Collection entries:
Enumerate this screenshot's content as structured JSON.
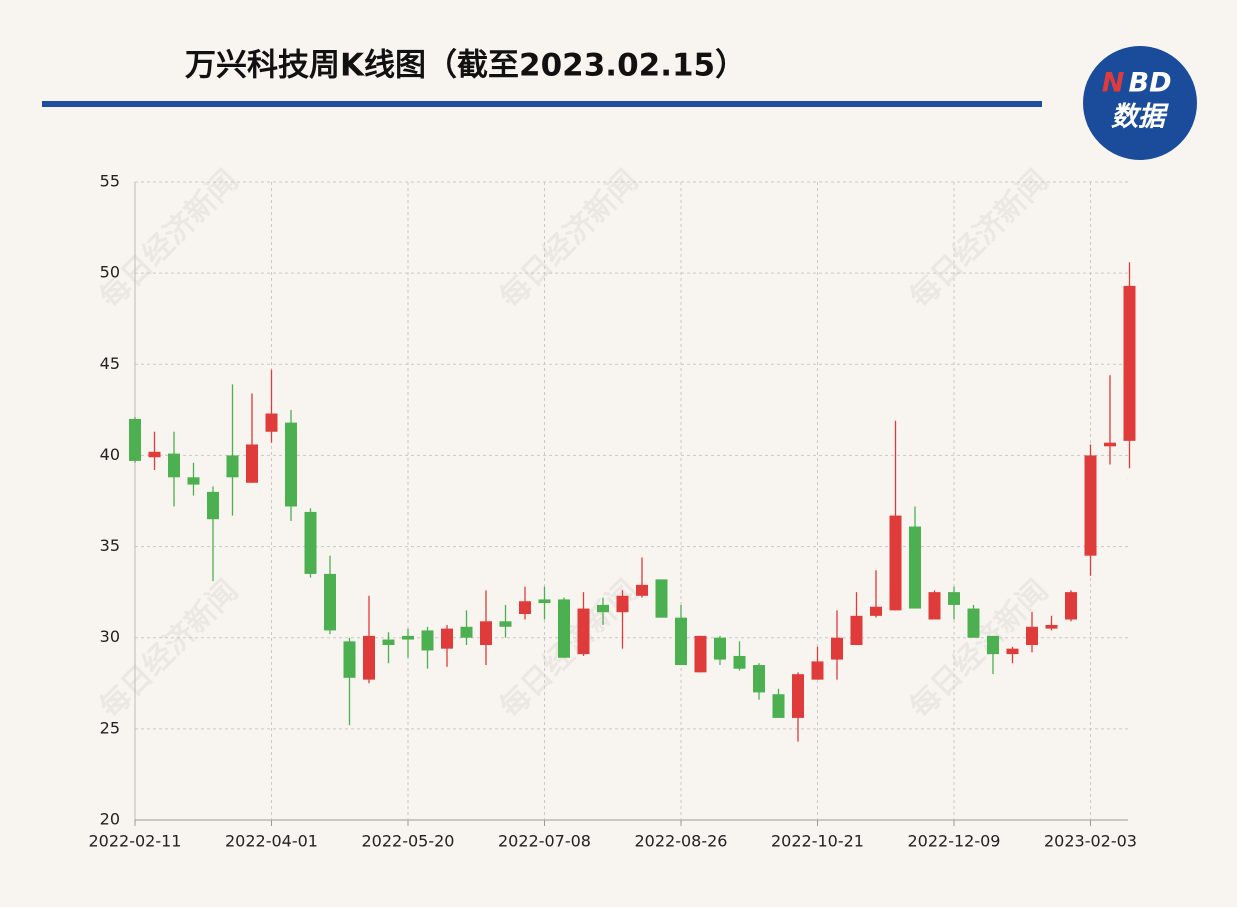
{
  "chart_data": {
    "type": "candlestick",
    "title": "万兴科技周K线图（截至2023.02.15）",
    "logo": {
      "mark_1": "N",
      "mark_2": "BD",
      "label": "数据"
    },
    "watermark": "每日经济新闻",
    "categories": [
      "2022-02-11",
      null,
      null,
      null,
      null,
      null,
      null,
      "2022-04-01",
      null,
      null,
      null,
      null,
      null,
      null,
      "2022-05-20",
      null,
      null,
      null,
      null,
      null,
      null,
      "2022-07-08",
      null,
      null,
      null,
      null,
      null,
      null,
      "2022-08-26",
      null,
      null,
      null,
      null,
      null,
      null,
      "2022-10-21",
      null,
      null,
      null,
      null,
      null,
      null,
      "2022-12-09",
      null,
      null,
      null,
      null,
      null,
      null,
      "2023-02-03",
      null,
      null
    ],
    "series": [
      {
        "up_color": "#e03b3b",
        "down_color": "#4caf50",
        "open": [
          42.0,
          39.9,
          40.1,
          38.8,
          38.0,
          40.0,
          38.5,
          41.3,
          41.8,
          36.9,
          33.5,
          29.8,
          27.7,
          29.9,
          30.1,
          30.4,
          29.4,
          30.6,
          29.6,
          30.9,
          31.3,
          32.1,
          32.1,
          29.1,
          31.8,
          31.4,
          32.3,
          33.2,
          31.1,
          28.1,
          30.0,
          29.0,
          28.5,
          26.9,
          25.6,
          27.7,
          28.8,
          29.6,
          31.2,
          31.5,
          36.1,
          31.0,
          32.5,
          31.6,
          30.1,
          29.1,
          29.6,
          30.5,
          31.0,
          34.5,
          40.5,
          40.8
        ],
        "high": [
          42.1,
          41.3,
          41.3,
          39.6,
          38.3,
          43.9,
          43.4,
          44.7,
          42.5,
          37.1,
          34.5,
          30.0,
          32.3,
          30.3,
          30.5,
          30.6,
          30.7,
          31.5,
          32.6,
          31.8,
          32.8,
          32.8,
          32.2,
          32.5,
          32.2,
          32.6,
          34.4,
          33.2,
          31.8,
          30.1,
          30.1,
          29.8,
          28.6,
          27.2,
          28.1,
          29.5,
          31.5,
          32.5,
          33.7,
          41.9,
          37.2,
          32.6,
          32.8,
          31.8,
          30.1,
          29.5,
          31.4,
          31.2,
          32.6,
          40.6,
          44.4,
          50.6
        ],
        "low": [
          39.6,
          39.2,
          37.2,
          37.8,
          33.1,
          36.7,
          38.5,
          40.7,
          36.4,
          33.3,
          30.2,
          25.2,
          27.5,
          28.6,
          28.9,
          28.3,
          28.4,
          29.6,
          28.5,
          30.0,
          31.0,
          31.0,
          28.9,
          29.0,
          30.7,
          29.4,
          32.2,
          31.1,
          28.5,
          28.1,
          28.5,
          28.2,
          26.6,
          25.6,
          24.3,
          27.7,
          27.7,
          29.6,
          31.1,
          31.5,
          31.6,
          31.0,
          31.0,
          30.0,
          28.0,
          28.6,
          29.2,
          30.4,
          30.9,
          33.4,
          39.5,
          39.3
        ],
        "close": [
          39.7,
          40.2,
          38.8,
          38.4,
          36.5,
          38.8,
          40.6,
          42.3,
          37.2,
          33.5,
          30.4,
          27.8,
          30.1,
          29.6,
          29.9,
          29.3,
          30.5,
          30.0,
          30.9,
          30.6,
          32.0,
          31.9,
          28.9,
          31.6,
          31.4,
          32.3,
          32.9,
          31.1,
          28.5,
          30.1,
          28.8,
          28.3,
          27.0,
          25.6,
          28.0,
          28.7,
          30.0,
          31.2,
          31.7,
          36.7,
          31.6,
          32.5,
          31.8,
          30.0,
          29.1,
          29.4,
          30.6,
          30.7,
          32.5,
          40.0,
          40.7,
          49.3
        ]
      }
    ],
    "ylim": [
      20,
      55
    ],
    "yticks": [
      20,
      25,
      30,
      35,
      40,
      45,
      50,
      55
    ],
    "grid": true
  }
}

**BRIEF:**
Every line of the data above should be quoted exactly. Omit the pictures.

**ANSWER:**
Enumerate this screenshot's content as structured JSON.
{
  "chart_data": {
    "type": "candlestick",
    "title": "万兴科技周K线图（截至2023.02.15）",
    "logo": {
      "mark_1": "N",
      "mark_2": "BD",
      "label": "数据"
    },
    "watermark": "每日经济新闻",
    "categories": [
      "2022-02-11",
      null,
      null,
      null,
      null,
      null,
      null,
      "2022-04-01",
      null,
      null,
      null,
      null,
      null,
      null,
      "2022-05-20",
      null,
      null,
      null,
      null,
      null,
      null,
      "2022-07-08",
      null,
      null,
      null,
      null,
      null,
      null,
      "2022-08-26",
      null,
      null,
      null,
      null,
      null,
      null,
      "2022-10-21",
      null,
      null,
      null,
      null,
      null,
      null,
      "2022-12-09",
      null,
      null,
      null,
      null,
      null,
      null,
      "2023-02-03",
      null,
      null
    ],
    "series": [
      {
        "up_color": "#e03b3b",
        "down_color": "#4caf50",
        "open": [
          42.0,
          39.9,
          40.1,
          38.8,
          38.0,
          40.0,
          38.5,
          41.3,
          41.8,
          36.9,
          33.5,
          29.8,
          27.7,
          29.9,
          30.1,
          30.4,
          29.4,
          30.6,
          29.6,
          30.9,
          31.3,
          32.1,
          32.1,
          29.1,
          31.8,
          31.4,
          32.3,
          33.2,
          31.1,
          28.1,
          30.0,
          29.0,
          28.5,
          26.9,
          25.6,
          27.7,
          28.8,
          29.6,
          31.2,
          31.5,
          36.1,
          31.0,
          32.5,
          31.6,
          30.1,
          29.1,
          29.6,
          30.5,
          31.0,
          34.5,
          40.5,
          40.8
        ],
        "high": [
          42.1,
          41.3,
          41.3,
          39.6,
          38.3,
          43.9,
          43.4,
          44.7,
          42.5,
          37.1,
          34.5,
          30.0,
          32.3,
          30.3,
          30.5,
          30.6,
          30.7,
          31.5,
          32.6,
          31.8,
          32.8,
          32.8,
          32.2,
          32.5,
          32.2,
          32.6,
          34.4,
          33.2,
          31.8,
          30.1,
          30.1,
          29.8,
          28.6,
          27.2,
          28.1,
          29.5,
          31.5,
          32.5,
          33.7,
          41.9,
          37.2,
          32.6,
          32.8,
          31.8,
          30.1,
          29.5,
          31.4,
          31.2,
          32.6,
          40.6,
          44.4,
          50.6
        ],
        "low": [
          39.6,
          39.2,
          37.2,
          37.8,
          33.1,
          36.7,
          38.5,
          40.7,
          36.4,
          33.3,
          30.2,
          25.2,
          27.5,
          28.6,
          28.9,
          28.3,
          28.4,
          29.6,
          28.5,
          30.0,
          31.0,
          31.0,
          28.9,
          29.0,
          30.7,
          29.4,
          32.2,
          31.1,
          28.5,
          28.1,
          28.5,
          28.2,
          26.6,
          25.6,
          24.3,
          27.7,
          27.7,
          29.6,
          31.1,
          31.5,
          31.6,
          31.0,
          31.0,
          30.0,
          28.0,
          28.6,
          29.2,
          30.4,
          30.9,
          33.4,
          39.5,
          39.3
        ],
        "close": [
          39.7,
          40.2,
          38.8,
          38.4,
          36.5,
          38.8,
          40.6,
          42.3,
          37.2,
          33.5,
          30.4,
          27.8,
          30.1,
          29.6,
          29.9,
          29.3,
          30.5,
          30.0,
          30.9,
          30.6,
          32.0,
          31.9,
          28.9,
          31.6,
          31.4,
          32.3,
          32.9,
          31.1,
          28.5,
          30.1,
          28.8,
          28.3,
          27.0,
          25.6,
          28.0,
          28.7,
          30.0,
          31.2,
          31.7,
          36.7,
          31.6,
          32.5,
          31.8,
          30.0,
          29.1,
          29.4,
          30.6,
          30.7,
          32.5,
          40.0,
          40.7,
          49.3
        ]
      }
    ],
    "ylim": [
      20,
      55
    ],
    "yticks": [
      20,
      25,
      30,
      35,
      40,
      45,
      50,
      55
    ],
    "grid": true
  }
}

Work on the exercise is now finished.